- Work to do: Reproduce every line of the listing below, unchanged.

Items from a dataset:
>> Begin
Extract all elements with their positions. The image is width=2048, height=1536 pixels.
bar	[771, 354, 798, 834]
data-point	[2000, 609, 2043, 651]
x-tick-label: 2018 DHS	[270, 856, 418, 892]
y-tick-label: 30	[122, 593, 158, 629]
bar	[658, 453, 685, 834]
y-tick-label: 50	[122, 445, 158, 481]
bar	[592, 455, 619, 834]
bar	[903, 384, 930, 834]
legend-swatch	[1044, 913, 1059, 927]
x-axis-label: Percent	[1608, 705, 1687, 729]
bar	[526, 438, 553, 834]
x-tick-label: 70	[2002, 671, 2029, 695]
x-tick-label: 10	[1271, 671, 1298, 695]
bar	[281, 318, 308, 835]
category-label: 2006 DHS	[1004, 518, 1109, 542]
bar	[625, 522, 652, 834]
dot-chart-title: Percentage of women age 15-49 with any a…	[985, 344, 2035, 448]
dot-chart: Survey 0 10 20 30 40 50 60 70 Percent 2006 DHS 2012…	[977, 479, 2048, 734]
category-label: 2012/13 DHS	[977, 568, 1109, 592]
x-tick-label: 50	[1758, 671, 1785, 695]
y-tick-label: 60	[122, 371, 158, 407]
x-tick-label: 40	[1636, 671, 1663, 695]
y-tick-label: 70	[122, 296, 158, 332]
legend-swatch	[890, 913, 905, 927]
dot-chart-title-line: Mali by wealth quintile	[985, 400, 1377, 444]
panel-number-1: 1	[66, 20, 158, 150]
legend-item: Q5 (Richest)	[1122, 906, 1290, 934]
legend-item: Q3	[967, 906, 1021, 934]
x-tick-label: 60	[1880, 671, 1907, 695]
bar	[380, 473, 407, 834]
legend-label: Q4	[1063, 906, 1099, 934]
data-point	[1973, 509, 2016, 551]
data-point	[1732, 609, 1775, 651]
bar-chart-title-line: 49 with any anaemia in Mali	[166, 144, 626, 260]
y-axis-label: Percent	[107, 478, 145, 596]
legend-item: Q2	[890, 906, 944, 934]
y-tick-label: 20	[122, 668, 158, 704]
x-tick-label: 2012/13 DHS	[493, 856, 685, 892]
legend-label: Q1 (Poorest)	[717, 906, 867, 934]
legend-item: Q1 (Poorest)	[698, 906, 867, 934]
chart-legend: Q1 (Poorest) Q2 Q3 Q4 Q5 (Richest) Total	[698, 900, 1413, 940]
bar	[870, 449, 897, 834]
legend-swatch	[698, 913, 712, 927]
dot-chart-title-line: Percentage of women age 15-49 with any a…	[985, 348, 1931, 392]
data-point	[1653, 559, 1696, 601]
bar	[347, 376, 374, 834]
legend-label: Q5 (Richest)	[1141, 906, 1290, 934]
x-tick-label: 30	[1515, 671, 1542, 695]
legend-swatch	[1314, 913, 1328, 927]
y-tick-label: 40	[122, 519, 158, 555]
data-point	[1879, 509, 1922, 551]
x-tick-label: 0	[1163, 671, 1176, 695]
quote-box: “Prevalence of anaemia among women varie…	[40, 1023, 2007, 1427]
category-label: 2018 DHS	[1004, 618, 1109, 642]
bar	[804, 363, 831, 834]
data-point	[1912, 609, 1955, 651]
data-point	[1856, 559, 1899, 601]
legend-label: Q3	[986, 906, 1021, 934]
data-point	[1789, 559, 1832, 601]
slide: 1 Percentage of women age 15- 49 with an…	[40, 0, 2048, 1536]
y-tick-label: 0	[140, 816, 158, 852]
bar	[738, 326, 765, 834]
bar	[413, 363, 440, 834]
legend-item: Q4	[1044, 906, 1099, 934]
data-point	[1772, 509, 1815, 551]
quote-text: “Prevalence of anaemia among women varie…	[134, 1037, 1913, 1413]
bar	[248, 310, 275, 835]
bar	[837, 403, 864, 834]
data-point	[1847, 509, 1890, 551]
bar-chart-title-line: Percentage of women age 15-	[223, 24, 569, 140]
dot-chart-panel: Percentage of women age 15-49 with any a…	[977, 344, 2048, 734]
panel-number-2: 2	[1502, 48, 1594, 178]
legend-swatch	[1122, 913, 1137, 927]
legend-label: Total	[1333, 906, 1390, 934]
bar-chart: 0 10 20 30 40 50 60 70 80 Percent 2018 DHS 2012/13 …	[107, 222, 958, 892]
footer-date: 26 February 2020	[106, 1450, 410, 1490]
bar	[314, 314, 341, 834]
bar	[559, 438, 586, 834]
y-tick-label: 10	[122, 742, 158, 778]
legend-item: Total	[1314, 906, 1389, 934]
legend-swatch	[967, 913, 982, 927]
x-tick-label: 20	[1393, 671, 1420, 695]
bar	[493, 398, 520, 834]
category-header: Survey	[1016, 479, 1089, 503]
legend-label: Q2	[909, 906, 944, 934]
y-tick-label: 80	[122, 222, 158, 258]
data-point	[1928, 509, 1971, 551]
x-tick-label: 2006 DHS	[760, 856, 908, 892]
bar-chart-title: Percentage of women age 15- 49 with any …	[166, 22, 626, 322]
>> End
- Final answer:
Extract all elements with their positions. The image is width=2048, height=1536 pixels.
bar	[771, 354, 798, 834]
data-point	[2000, 609, 2043, 651]
x-tick-label: 2018 DHS	[270, 856, 418, 892]
y-tick-label: 30	[122, 593, 158, 629]
bar	[658, 453, 685, 834]
y-tick-label: 50	[122, 445, 158, 481]
bar	[592, 455, 619, 834]
bar	[903, 384, 930, 834]
legend-swatch	[1044, 913, 1059, 927]
x-axis-label: Percent	[1608, 705, 1687, 729]
bar	[526, 438, 553, 834]
x-tick-label: 70	[2002, 671, 2029, 695]
x-tick-label: 10	[1271, 671, 1298, 695]
bar	[281, 318, 308, 835]
category-label: 2006 DHS	[1004, 518, 1109, 542]
bar	[625, 522, 652, 834]
dot-chart-title: Percentage of women age 15-49 with any a…	[985, 344, 2035, 448]
dot-chart: Survey 0 10 20 30 40 50 60 70 Percent 2006 DHS 2012…	[977, 479, 2048, 734]
category-label: 2012/13 DHS	[977, 568, 1109, 592]
x-tick-label: 50	[1758, 671, 1785, 695]
y-tick-label: 60	[122, 371, 158, 407]
x-tick-label: 40	[1636, 671, 1663, 695]
y-tick-label: 70	[122, 296, 158, 332]
legend-swatch	[890, 913, 905, 927]
dot-chart-title-line: Mali by wealth quintile	[985, 400, 1377, 444]
panel-number-1: 1	[66, 20, 158, 150]
legend-item: Q5 (Richest)	[1122, 906, 1290, 934]
legend-item: Q3	[967, 906, 1021, 934]
x-tick-label: 60	[1880, 671, 1907, 695]
bar	[380, 473, 407, 834]
legend-label: Q4	[1063, 906, 1099, 934]
data-point	[1973, 509, 2016, 551]
data-point	[1732, 609, 1775, 651]
bar-chart-title-line: 49 with any anaemia in Mali	[166, 144, 626, 260]
y-axis-label: Percent	[107, 478, 145, 596]
legend-item: Q2	[890, 906, 944, 934]
y-tick-label: 20	[122, 668, 158, 704]
x-tick-label: 2012/13 DHS	[493, 856, 685, 892]
legend-label: Q1 (Poorest)	[717, 906, 867, 934]
legend-item: Q1 (Poorest)	[698, 906, 867, 934]
chart-legend: Q1 (Poorest) Q2 Q3 Q4 Q5 (Richest) Total	[698, 900, 1413, 940]
bar	[870, 449, 897, 834]
legend-swatch	[698, 913, 712, 927]
dot-chart-title-line: Percentage of women age 15-49 with any a…	[985, 348, 1931, 392]
data-point	[1653, 559, 1696, 601]
bar	[347, 376, 374, 834]
legend-label: Q5 (Richest)	[1141, 906, 1290, 934]
x-tick-label: 30	[1515, 671, 1542, 695]
legend-swatch	[1314, 913, 1328, 927]
y-tick-label: 40	[122, 519, 158, 555]
data-point	[1879, 509, 1922, 551]
x-tick-label: 0	[1163, 671, 1176, 695]
quote-box: “Prevalence of anaemia among women varie…	[40, 1023, 2007, 1427]
category-label: 2018 DHS	[1004, 618, 1109, 642]
bar	[804, 363, 831, 834]
data-point	[1912, 609, 1955, 651]
data-point	[1856, 559, 1899, 601]
legend-label: Q3	[986, 906, 1021, 934]
data-point	[1789, 559, 1832, 601]
slide: 1 Percentage of women age 15- 49 with an…	[40, 0, 2048, 1536]
y-tick-label: 0	[140, 816, 158, 852]
bar	[738, 326, 765, 834]
bar	[413, 363, 440, 834]
legend-item: Q4	[1044, 906, 1099, 934]
data-point	[1772, 509, 1815, 551]
quote-text: “Prevalence of anaemia among women varie…	[134, 1037, 1913, 1413]
bar	[248, 310, 275, 835]
bar	[837, 403, 864, 834]
data-point	[1847, 509, 1890, 551]
bar-chart-title-line: Percentage of women age 15-	[223, 24, 569, 140]
dot-chart-panel: Percentage of women age 15-49 with any a…	[977, 344, 2048, 734]
panel-number-2: 2	[1502, 48, 1594, 178]
legend-swatch	[1122, 913, 1137, 927]
legend-label: Total	[1333, 906, 1390, 934]
bar-chart: 0 10 20 30 40 50 60 70 80 Percent 2018 DHS 2012/13 …	[107, 222, 958, 892]
footer-date: 26 February 2020	[106, 1450, 410, 1490]
bar	[314, 314, 341, 834]
bar	[559, 438, 586, 834]
y-tick-label: 10	[122, 742, 158, 778]
legend-item: Total	[1314, 906, 1389, 934]
legend-swatch	[967, 913, 982, 927]
x-tick-label: 20	[1393, 671, 1420, 695]
bar	[493, 398, 520, 834]
category-header: Survey	[1016, 479, 1089, 503]
legend-label: Q2	[909, 906, 944, 934]
y-tick-label: 80	[122, 222, 158, 258]
data-point	[1928, 509, 1971, 551]
x-tick-label: 2006 DHS	[760, 856, 908, 892]
bar-chart-title: Percentage of women age 15- 49 with any …	[166, 22, 626, 322]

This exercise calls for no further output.